◆ **Given records**:
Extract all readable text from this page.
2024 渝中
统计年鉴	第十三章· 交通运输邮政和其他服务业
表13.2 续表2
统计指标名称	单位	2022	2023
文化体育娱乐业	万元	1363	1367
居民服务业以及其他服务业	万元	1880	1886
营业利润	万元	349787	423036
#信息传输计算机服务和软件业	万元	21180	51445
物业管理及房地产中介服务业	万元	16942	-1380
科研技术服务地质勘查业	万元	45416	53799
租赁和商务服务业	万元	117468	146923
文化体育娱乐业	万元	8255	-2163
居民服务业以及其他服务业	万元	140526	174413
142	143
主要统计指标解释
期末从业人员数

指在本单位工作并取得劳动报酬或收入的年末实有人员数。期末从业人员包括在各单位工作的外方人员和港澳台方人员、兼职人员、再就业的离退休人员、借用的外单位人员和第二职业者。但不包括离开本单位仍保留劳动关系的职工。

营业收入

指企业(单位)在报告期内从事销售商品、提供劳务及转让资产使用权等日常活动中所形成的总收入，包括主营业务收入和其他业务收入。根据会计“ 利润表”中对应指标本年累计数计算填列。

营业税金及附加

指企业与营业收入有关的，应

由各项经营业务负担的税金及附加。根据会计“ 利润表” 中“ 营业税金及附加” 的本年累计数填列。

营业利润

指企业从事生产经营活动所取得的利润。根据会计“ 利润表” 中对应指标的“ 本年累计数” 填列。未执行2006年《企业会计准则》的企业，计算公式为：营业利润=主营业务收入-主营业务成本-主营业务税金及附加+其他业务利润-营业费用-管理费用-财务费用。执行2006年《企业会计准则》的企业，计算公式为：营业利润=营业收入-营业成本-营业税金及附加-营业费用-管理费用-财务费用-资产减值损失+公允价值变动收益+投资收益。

◆ **Exercise objective**: Please reproduce all of the entries exactly as they stand.

◆ **Answer to this exercise**:
Extract all readable text from this page.
2024 渝中
统计年鉴	第十三章· 交通运输邮政和其他服务业
表13.2 续表2
统计指标名称	单位	2022	2023
文化体育娱乐业	万元	1363	1367
居民服务业以及其他服务业	万元	1880	1886
营业利润	万元	349787	423036
#信息传输计算机服务和软件业	万元	21180	51445
物业管理及房地产中介服务业	万元	16942	-1380
科研技术服务地质勘查业	万元	45416	53799
租赁和商务服务业	万元	117468	146923
文化体育娱乐业	万元	8255	-2163
居民服务业以及其他服务业	万元	140526	174413
142	143
主要统计指标解释
期末从业人员数

指在本单位工作并取得劳动报酬或收入的年末实有人员数。期末从业人员包括在各单位工作的外方人员和港澳台方人员、兼职人员、再就业的离退休人员、借用的外单位人员和第二职业者。但不包括离开本单位仍保留劳动关系的职工。

营业收入

指企业(单位)在报告期内从事销售商品、提供劳务及转让资产使用权等日常活动中所形成的总收入，包括主营业务收入和其他业务收入。根据会计“ 利润表”中对应指标本年累计数计算填列。

营业税金及附加

指企业与营业收入有关的，应

由各项经营业务负担的税金及附加。根据会计“ 利润表” 中“ 营业税金及附加” 的本年累计数填列。

营业利润

指企业从事生产经营活动所取得的利润。根据会计“ 利润表” 中对应指标的“ 本年累计数” 填列。未执行2006年《企业会计准则》的企业，计算公式为：营业利润=主营业务收入-主营业务成本-主营业务税金及附加+其他业务利润-营业费用-管理费用-财务费用。执行2006年《企业会计准则》的企业，计算公式为：营业利润=营业收入-营业成本-营业税金及附加-营业费用-管理费用-财务费用-资产减值损失+公允价值变动收益+投资收益。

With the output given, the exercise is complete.